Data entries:
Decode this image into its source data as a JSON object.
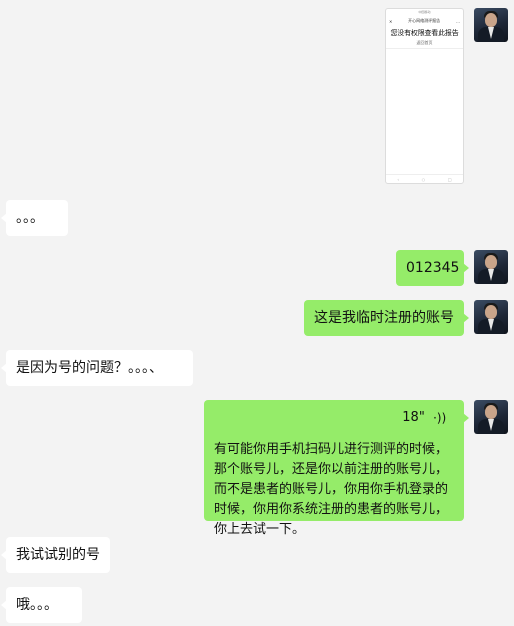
{
  "thumbnail": {
    "status_text": "中国移动",
    "title": "开心网络测评报告",
    "close": "✕",
    "more": "…",
    "message": "您没有权限查看此报告",
    "button": "返回首页",
    "nav_back": "‹",
    "nav_home": "○",
    "nav_recent": "□"
  },
  "messages": [
    {
      "id": "m1",
      "side": "left",
      "text": "。。。"
    },
    {
      "id": "m2",
      "side": "right",
      "text": "012345"
    },
    {
      "id": "m3",
      "side": "right",
      "text": "这是我临时注册的账号"
    },
    {
      "id": "m4",
      "side": "left",
      "text": "是因为号的问题？。。。、"
    },
    {
      "id": "m5",
      "side": "right",
      "voice_duration": "18\"",
      "voice_icon": "((·",
      "transcript": "有可能你用手机扫码儿进行测评的时候，那个账号儿，还是你以前注册的账号儿，而不是患者的账号儿，你用你手机登录的时候，你用你系统注册的患者的账号儿，你上去试一下。"
    },
    {
      "id": "m6",
      "side": "left",
      "text": "我试试别的号"
    },
    {
      "id": "m7",
      "side": "left",
      "text": "哦。。。"
    }
  ],
  "colors": {
    "sent_bubble": "#95ec69",
    "received_bubble": "#ffffff",
    "background": "#f3f3f3"
  }
}
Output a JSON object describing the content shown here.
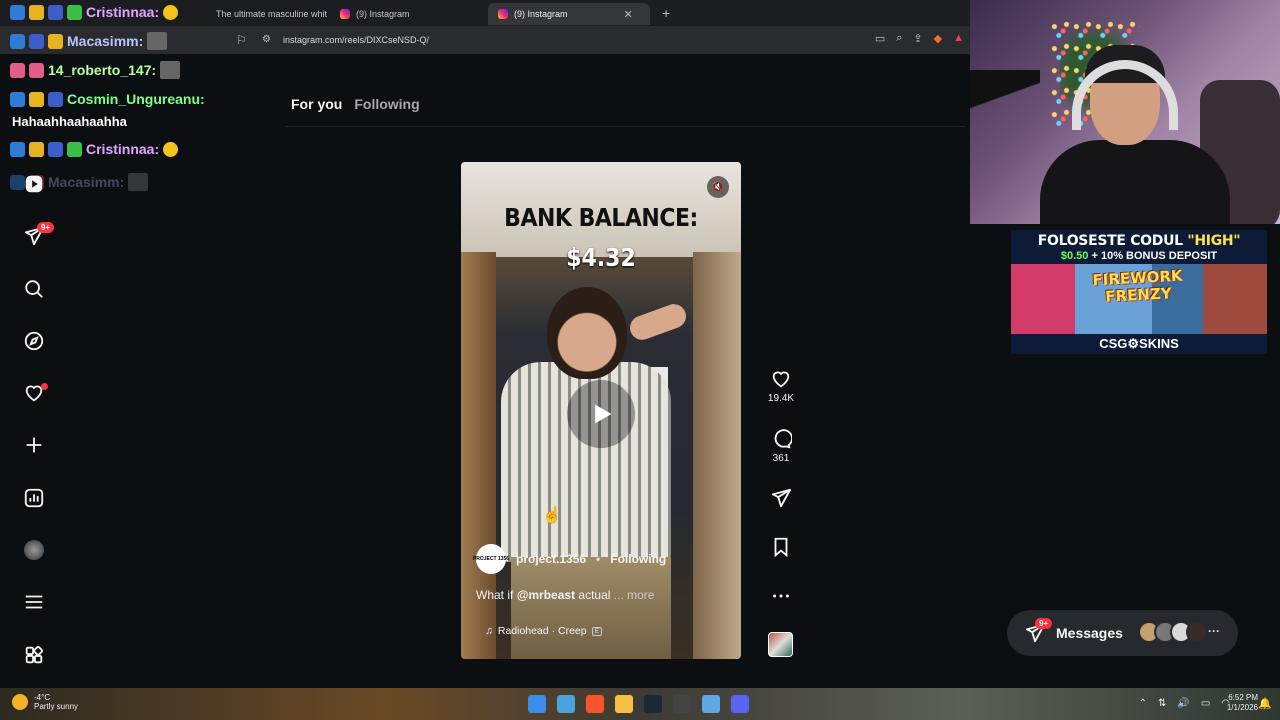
{
  "browser": {
    "tabs": [
      {
        "label": "The ultimate masculine whit"
      },
      {
        "label": "(9) Instagram"
      },
      {
        "label": "(9) Instagram",
        "active": true
      }
    ],
    "url": "instagram.com/reels/DIXCseNSD-Q/"
  },
  "chat": [
    {
      "user": "Cristinnaa:",
      "color": "#e0a6ff",
      "message": ""
    },
    {
      "user": "Macasimm:",
      "color": "#b8c6ff",
      "message": ""
    },
    {
      "user": "14_roberto_147:",
      "color": "#b7ff9c",
      "message": ""
    },
    {
      "user": "Cosmin_Ungureanu:",
      "color": "#7dff88",
      "message": "Hahaahhaahaahha"
    },
    {
      "user": "Cristinnaa:",
      "color": "#e0a6ff",
      "message": ""
    },
    {
      "user": "Macasimm:",
      "color": "#8090b8",
      "message": ""
    }
  ],
  "sidebar": {
    "reels_badge": "9+",
    "icons": [
      "play-icon",
      "share-icon",
      "search-icon",
      "explore-icon",
      "heart-icon",
      "create-icon",
      "insights-icon",
      "profile-icon",
      "menu-icon",
      "apps-icon"
    ]
  },
  "feed": {
    "tabs": [
      {
        "label": "For you",
        "active": true
      },
      {
        "label": "Following"
      }
    ]
  },
  "reel": {
    "overlay_title": "BANK BALANCE:",
    "overlay_amount": "$4.32",
    "author": "project.1356",
    "author_pfp_text": "PROJECT 1356",
    "follow_state": "Following",
    "caption_start": "What if ",
    "caption_mention": "@mrbeast",
    "caption_rest": " actual",
    "caption_more": "... more",
    "audio": "Radiohead · Creep",
    "explicit": "E"
  },
  "actions": {
    "likes": "19.4K",
    "comments": "361"
  },
  "promo": {
    "code_prefix": "FOLOSESTE CODUL ",
    "code": "\"HIGH\"",
    "bonus_amount": "$0.50",
    "bonus_rest": " + 10% BONUS DEPOSIT",
    "game": "FIREWORK FRENZY",
    "brand": "CSG⚙SKINS"
  },
  "messages": {
    "label": "Messages",
    "badge": "9+",
    "more": "···"
  },
  "taskbar": {
    "temp": "-4°C",
    "weather": "Partly sunny",
    "time": "6:52 PM",
    "date": "1/1/2026"
  }
}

» **CHALLENGE**: Using the records above, find and show each line with the string "object".

» **FINAL RESULT**:
Decode this image into its source data as a JSON object.
Output a JSON object describing the content shown here.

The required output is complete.